- _GIVEN TEXT_
Pay special attention to what data the frontend is expecting from each API response to help guide how you format your API. The places where you may change the frontend behavior, and where you should be looking for the above information, are marked with TODO. These are the files you'd want to edit in the frontend:

  1. frontend/src/components/QuestionView.js
  2. frontend/src/components/FormView.js
  3. frontend/src/components/QuizView.js

By making notes ahead of time, you will practice the core skill of being able to read and understand code and will have a simple plan to follow to build out the endpoints of your backend API.

View the Frontend README for more details.


API Documentation (Kamal D Natwest)

Error Handling

All errors are returned in JSON format:

{
  "success": false,
  "error": 404,
  "message": "The requested resource could not be found."
}

Possible error codes:

  • 400: Bad Request
  • 404: Resource Not Found
  • 405: Method Not Allowed
  • 422: Unprocessable Request
  • 500: Internal Server Error

Endpoints

GET /categories

Get a list of available categories.

curl http://127.0.0.1:5000/categories
{
  "success": true,
  "categories": {
    "1": "Science",
    "2": "Art",
    "3": "Geography",
    "4": "History",
    "5": "Entertainment",
    "6": "Sports"
  }
}

GET /questions?page=<page_number>

Fetches a paginated list of questions (10 per page) and category info.

curl http://127.0.0.1:5000/questions?page=1
{
  "success": true,
  "questions": [
    {
      "id": 1,
      "question": "What is the capital of Italy?",
      "answer": "Rome",
      "category": 3,
      "difficulty": 2
    }
    // ...
  ],
  "totalQuestions": 24,
  "categories": {
    "1": "Science",
    "2": "Art",
    "3": "Geography"
    // ...

- _THINGS TO DO_
A: List every error code that the API documentation gives as possible, each with its name.
B: Carry on the API documentation from the point where it stops.
None of the entries are needed for this work.

- _LISTED RECORDS_

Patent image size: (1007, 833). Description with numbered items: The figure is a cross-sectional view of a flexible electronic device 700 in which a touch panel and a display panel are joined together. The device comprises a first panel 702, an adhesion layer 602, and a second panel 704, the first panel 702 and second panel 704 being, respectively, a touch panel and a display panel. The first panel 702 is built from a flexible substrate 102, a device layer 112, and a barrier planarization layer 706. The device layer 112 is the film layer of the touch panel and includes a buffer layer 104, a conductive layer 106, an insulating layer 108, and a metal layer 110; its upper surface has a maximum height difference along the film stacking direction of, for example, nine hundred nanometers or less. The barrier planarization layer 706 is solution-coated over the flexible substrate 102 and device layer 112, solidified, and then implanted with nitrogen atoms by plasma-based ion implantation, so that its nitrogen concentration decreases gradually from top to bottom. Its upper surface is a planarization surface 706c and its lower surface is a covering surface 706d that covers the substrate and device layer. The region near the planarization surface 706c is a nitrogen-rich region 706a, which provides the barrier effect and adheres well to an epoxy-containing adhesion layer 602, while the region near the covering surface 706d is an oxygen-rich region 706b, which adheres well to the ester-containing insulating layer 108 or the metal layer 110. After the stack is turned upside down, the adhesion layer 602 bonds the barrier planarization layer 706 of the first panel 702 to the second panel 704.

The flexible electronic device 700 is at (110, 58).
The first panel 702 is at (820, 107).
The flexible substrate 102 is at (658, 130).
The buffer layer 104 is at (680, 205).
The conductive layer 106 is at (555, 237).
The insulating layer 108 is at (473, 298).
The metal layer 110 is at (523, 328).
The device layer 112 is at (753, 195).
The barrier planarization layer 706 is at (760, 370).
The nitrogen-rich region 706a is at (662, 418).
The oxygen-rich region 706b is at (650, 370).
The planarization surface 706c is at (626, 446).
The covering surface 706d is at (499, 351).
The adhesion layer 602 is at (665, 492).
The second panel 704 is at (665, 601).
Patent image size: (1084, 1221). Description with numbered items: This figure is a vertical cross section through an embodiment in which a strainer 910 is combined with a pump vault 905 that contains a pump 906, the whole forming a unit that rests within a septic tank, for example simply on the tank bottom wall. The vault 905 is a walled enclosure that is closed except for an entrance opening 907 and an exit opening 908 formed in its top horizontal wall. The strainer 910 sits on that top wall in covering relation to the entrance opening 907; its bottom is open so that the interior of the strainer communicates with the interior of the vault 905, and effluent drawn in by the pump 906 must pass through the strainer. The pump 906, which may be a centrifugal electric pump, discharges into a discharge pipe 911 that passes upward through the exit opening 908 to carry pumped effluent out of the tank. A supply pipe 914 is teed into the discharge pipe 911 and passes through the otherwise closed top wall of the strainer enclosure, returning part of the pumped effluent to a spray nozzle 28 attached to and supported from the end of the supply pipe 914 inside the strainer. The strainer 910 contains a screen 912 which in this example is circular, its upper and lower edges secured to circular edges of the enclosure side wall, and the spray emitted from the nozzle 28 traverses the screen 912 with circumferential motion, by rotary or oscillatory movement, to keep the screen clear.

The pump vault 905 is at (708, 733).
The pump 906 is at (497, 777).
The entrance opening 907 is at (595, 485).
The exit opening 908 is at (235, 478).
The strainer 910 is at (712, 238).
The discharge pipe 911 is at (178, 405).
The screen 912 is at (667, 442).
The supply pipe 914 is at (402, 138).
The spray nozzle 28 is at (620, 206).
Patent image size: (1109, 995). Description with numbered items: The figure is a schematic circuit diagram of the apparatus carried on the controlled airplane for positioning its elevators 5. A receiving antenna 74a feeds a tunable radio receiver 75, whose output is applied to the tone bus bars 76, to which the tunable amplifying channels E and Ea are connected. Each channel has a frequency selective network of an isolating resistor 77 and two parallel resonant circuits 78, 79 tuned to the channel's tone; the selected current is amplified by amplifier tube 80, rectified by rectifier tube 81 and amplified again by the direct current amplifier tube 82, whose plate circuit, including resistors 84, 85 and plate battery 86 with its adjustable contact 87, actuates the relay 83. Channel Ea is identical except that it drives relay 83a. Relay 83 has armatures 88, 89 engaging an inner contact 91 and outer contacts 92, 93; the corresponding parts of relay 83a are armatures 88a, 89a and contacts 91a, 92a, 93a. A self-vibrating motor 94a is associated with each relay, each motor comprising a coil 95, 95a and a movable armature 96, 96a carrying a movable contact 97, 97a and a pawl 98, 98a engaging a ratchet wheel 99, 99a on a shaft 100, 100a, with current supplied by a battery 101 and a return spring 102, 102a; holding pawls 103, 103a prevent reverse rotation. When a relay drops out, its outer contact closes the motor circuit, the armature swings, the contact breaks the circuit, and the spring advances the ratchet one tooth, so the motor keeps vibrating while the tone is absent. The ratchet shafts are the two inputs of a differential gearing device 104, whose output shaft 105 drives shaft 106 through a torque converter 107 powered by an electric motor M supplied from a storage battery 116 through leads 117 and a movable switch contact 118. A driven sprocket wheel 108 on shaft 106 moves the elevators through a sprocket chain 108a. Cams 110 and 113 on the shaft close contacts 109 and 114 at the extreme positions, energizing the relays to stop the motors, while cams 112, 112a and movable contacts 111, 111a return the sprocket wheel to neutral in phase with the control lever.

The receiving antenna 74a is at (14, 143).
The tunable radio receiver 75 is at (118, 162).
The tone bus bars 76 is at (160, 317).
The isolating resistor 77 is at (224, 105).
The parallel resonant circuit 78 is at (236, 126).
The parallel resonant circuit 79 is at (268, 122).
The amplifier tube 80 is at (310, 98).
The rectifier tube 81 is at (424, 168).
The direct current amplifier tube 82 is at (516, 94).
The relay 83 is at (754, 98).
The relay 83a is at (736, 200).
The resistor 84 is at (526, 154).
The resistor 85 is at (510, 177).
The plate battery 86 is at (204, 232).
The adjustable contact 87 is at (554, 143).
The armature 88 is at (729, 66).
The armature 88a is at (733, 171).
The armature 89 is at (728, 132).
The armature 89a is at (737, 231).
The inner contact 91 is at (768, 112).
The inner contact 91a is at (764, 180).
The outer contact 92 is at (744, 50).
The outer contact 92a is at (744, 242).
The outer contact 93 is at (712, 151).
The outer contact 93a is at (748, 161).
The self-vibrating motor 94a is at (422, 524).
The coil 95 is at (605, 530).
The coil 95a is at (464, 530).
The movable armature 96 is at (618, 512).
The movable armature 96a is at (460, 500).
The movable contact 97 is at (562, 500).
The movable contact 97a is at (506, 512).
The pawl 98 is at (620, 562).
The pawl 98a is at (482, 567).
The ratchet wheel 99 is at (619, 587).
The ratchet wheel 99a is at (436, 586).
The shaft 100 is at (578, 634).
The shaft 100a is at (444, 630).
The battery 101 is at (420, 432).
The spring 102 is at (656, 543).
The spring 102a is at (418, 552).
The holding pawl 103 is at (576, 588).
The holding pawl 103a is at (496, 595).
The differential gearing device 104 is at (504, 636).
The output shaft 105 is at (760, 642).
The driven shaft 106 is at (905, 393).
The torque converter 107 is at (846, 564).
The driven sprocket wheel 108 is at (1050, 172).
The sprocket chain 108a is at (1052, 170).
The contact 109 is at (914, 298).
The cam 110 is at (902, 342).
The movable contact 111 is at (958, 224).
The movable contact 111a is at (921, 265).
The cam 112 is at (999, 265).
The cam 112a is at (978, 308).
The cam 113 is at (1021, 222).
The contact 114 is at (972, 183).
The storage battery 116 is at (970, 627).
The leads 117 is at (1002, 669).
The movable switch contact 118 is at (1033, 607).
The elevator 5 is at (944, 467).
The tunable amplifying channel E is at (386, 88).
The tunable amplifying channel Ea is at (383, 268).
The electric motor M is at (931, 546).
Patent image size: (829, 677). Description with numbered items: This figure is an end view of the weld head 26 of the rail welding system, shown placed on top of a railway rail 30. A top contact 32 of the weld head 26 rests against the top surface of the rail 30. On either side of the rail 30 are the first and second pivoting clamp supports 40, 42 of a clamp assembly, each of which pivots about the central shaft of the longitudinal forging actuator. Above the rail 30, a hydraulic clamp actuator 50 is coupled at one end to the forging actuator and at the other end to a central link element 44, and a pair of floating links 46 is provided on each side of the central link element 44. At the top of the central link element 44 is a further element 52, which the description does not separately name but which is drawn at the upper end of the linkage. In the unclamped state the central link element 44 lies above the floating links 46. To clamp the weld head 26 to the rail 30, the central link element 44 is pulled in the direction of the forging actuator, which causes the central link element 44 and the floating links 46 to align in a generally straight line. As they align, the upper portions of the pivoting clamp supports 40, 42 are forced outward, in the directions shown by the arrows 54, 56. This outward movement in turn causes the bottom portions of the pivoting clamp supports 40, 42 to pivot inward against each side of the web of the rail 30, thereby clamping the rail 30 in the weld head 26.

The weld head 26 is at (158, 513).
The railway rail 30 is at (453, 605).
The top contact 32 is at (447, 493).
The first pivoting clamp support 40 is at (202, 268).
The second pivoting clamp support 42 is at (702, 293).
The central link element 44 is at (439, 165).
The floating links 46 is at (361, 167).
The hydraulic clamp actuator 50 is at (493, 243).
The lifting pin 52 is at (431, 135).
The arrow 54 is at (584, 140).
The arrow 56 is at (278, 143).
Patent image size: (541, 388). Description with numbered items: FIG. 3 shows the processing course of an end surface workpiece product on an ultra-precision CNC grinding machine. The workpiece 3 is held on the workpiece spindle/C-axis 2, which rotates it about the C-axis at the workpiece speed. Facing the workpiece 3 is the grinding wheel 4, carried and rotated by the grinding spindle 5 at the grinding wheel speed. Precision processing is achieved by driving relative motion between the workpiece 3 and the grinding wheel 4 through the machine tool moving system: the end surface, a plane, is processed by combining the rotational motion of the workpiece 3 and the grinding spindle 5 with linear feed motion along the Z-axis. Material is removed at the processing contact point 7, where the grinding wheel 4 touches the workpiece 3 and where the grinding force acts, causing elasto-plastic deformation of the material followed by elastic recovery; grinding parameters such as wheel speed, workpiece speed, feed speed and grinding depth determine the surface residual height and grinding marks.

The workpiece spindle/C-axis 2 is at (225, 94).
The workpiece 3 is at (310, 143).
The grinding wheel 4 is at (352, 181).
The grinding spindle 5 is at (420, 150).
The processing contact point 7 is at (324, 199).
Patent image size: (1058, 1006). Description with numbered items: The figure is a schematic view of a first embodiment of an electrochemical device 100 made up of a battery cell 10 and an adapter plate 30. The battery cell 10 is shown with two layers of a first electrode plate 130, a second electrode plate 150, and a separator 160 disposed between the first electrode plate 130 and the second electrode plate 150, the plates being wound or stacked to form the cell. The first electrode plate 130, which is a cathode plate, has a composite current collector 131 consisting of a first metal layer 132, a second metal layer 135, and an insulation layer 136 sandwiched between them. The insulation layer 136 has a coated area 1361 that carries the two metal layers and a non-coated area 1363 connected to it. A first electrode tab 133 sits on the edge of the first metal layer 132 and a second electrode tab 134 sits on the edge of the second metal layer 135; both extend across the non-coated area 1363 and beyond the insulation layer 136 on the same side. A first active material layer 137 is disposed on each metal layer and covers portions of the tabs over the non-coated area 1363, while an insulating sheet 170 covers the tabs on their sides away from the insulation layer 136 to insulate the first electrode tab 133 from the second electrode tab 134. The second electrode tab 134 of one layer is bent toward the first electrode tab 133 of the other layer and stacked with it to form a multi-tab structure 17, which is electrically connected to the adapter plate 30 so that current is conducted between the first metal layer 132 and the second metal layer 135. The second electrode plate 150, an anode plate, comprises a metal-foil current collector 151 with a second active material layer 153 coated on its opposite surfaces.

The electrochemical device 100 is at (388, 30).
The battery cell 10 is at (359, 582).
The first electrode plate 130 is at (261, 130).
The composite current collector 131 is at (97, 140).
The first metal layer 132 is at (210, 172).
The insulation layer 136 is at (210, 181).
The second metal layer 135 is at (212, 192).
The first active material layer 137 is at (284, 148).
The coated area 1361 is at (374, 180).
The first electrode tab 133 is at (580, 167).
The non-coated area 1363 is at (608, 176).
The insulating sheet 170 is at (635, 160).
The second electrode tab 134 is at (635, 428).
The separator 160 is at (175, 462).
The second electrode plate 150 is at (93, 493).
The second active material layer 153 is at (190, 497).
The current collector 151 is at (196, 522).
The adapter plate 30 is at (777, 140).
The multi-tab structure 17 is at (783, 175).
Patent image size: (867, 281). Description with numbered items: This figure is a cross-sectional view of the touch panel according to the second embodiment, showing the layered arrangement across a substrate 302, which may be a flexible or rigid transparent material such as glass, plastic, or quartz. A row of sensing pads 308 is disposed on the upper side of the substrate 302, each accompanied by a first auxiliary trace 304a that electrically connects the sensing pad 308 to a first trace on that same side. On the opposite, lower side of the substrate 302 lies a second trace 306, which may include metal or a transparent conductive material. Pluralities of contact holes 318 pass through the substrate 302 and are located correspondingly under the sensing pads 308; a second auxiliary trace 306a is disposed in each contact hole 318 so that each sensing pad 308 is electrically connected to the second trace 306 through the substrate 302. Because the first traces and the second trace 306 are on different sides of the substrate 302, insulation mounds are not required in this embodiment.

- _ANSWERS TO THIS EXERCISE_
A:
- 400: Bad Request
- 404: Resource Not Found
- 405: Method Not Allowed
- 422: Unprocessable Request
- 500: Internal Server Error

B:
  },
  "currentCategory": null
}

DELETE /questions/<question_id>

Remove a question by its ID.

curl -X DELETE http://127.0.0.1:5000/questions/5
{
  "success": true,
  "id": 5
}

POST /questions

If you provide a searchTerm, this acts as a search endpoint.
Otherwise, it creates a new question.

Create a new question:

curl -X POST http://127.0.0.1:5000/questions \
  -H "Content-Type: application/json" \
  -d '{"question":"What is the capital of Spain?", "answer":"Madrid", "category":"3", "difficulty":1}'
{
  "success": true
}

Search for questions:

curl -X POST http://127.0.0.1:5000/questions \
  -H "Content-Type: application/json" \
  -d '{"searchTerm":"who"}'
{
  "success": true,
  "questions": [
    {
      "id": 5,
      "question": "Whose autobiography is entitled 'I Know Why the Caged Bird Sings'?",
      "answer": "Maya Angelou",
      "category": 4,
      "difficulty": 2
    },
    {
      "id": 12,
      "question": "Who invented Peanut Butter?",
      "answer": "George Washington Carver",
      "category": 4,
      "difficulty": 2
    }
  ],
  "totalQuestions": 2,
  "currentCategory": null
}

GET /categories/<category_id>/questions

Get questions filtered by category.

curl http://127.0.0.1:5000/categories/3/questions
{
  "success": true,
  "questions": [
    {
      "id": 13,
      "question": "What is the largest lake in Africa?",
      "answer": "Lake Victoria",
      "category": 3,
      "difficulty": 2
    },
    {
      "id": 14,
      "question": "In which royal palace would you find the Hall of Mirrors?",
      "answer": "The Palace of Versailles",
      "category": 3,
      "difficulty": 3
    }
  ],
  "totalQuestions": 2,
  "currentCategory": "Geography"
}

POST /quizzes

Request the next quiz question that hasn't been seen, optionally filtered by category.

curl -X POST http://127.0.0.1:5000/quizzes \
  -H "Content-Type: application/json" \
  -d '{"quiz_category":{"id":"3"}, "previous_questions":[1,13]}'
{
  "success": true,
  "question": {
    "id": 14,
    "question": "In which royal palace would you find the Hall of Mirrors?",
    "answer": "The Palace of Versailles",
    "category": 3,
    "difficulty": 3
  }
}

when no more questions,"question" will be null


Example Error Responses

404 Not Found

{
  "success": false,
  "error": 404,
  "message": "The requested resource could not be found."
}

422 Unprocessable Entity

{
  "success": false,
  "error": 422,
  "message": "Unprocessable request."
}

All endpoints return JSON. Pagination for questions is in groups of 10.
For more usage examples, see the test file.